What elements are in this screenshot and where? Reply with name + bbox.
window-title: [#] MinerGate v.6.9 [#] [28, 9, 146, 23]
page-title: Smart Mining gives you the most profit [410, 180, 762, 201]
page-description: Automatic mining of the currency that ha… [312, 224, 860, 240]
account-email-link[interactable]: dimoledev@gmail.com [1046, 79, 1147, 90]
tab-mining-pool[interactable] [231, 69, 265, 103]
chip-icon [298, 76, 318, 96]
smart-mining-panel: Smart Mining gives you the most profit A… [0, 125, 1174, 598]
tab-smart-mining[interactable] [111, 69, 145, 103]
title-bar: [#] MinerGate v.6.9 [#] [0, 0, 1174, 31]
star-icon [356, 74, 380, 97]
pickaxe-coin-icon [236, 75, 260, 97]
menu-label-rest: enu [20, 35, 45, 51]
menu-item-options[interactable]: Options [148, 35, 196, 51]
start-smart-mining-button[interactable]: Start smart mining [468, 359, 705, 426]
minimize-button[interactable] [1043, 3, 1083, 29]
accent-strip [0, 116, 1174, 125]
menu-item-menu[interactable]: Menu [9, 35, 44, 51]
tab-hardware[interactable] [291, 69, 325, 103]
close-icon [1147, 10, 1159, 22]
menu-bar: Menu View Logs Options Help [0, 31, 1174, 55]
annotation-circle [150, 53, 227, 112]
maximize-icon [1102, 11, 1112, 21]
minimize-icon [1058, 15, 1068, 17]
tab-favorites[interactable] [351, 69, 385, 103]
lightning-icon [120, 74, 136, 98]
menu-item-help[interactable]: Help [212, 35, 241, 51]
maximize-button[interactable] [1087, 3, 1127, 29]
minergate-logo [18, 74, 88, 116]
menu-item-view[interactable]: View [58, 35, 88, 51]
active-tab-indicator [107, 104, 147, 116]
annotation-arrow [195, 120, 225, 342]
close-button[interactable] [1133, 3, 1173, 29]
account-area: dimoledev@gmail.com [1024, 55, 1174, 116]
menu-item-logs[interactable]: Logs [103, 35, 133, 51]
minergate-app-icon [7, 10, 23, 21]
-=-=-=-=-
■ What you are asked to do: Convert every line of the rows above into a JSON list of strings, one string per line, leaving out blank lines.

■ Written answer:
[
  "What elements are in this screenshot and where? Reply with name + bbox.",
  "window-title: [#] MinerGate v.6.9 [#] [28, 9, 146, 23]",
  "page-title: Smart Mining gives you the most profit [410, 180, 762, 201]",
  "page-description: Automatic mining of the currency that ha… [312, 224, 860, 240]",
  "account-email-link[interactable]: dimoledev@gmail.com [1046, 79, 1147, 90]",
  "tab-mining-pool[interactable] [231, 69, 265, 103]",
  "chip-icon [298, 76, 318, 96]",
  "smart-mining-panel: Smart Mining gives you the most profit A… [0, 125, 1174, 598]",
  "tab-smart-mining[interactable] [111, 69, 145, 103]",
  "title-bar: [#] MinerGate v.6.9 [#] [0, 0, 1174, 31]",
  "star-icon [356, 74, 380, 97]",
  "pickaxe-coin-icon [236, 75, 260, 97]",
  "menu-label-rest: enu [20, 35, 45, 51]",
  "menu-item-options[interactable]: Options [148, 35, 196, 51]",
  "start-smart-mining-button[interactable]: Start smart mining [468, 359, 705, 426]",
  "minimize-button[interactable] [1043, 3, 1083, 29]",
  "accent-strip [0, 116, 1174, 125]",
  "menu-item-menu[interactable]: Menu [9, 35, 44, 51]",
  "tab-hardware[interactable] [291, 69, 325, 103]",
  "close-icon [1147, 10, 1159, 22]",
  "menu-bar: Menu View Logs Options Help [0, 31, 1174, 55]",
  "annotation-circle [150, 53, 227, 112]",
  "maximize-icon [1102, 11, 1112, 21]",
  "minimize-icon [1058, 15, 1068, 17]",
  "tab-favorites[interactable] [351, 69, 385, 103]",
  "lightning-icon [120, 74, 136, 98]",
  "menu-item-help[interactable]: Help [212, 35, 241, 51]",
  "maximize-button[interactable] [1087, 3, 1127, 29]",
  "minergate-logo [18, 74, 88, 116]",
  "menu-item-view[interactable]: View [58, 35, 88, 51]",
  "active-tab-indicator [107, 104, 147, 116]",
  "annotation-arrow [195, 120, 225, 342]",
  "close-button[interactable] [1133, 3, 1173, 29]",
  "account-area: dimoledev@gmail.com [1024, 55, 1174, 116]",
  "menu-item-logs[interactable]: Logs [103, 35, 133, 51]",
  "minergate-app-icon [7, 10, 23, 21]"
]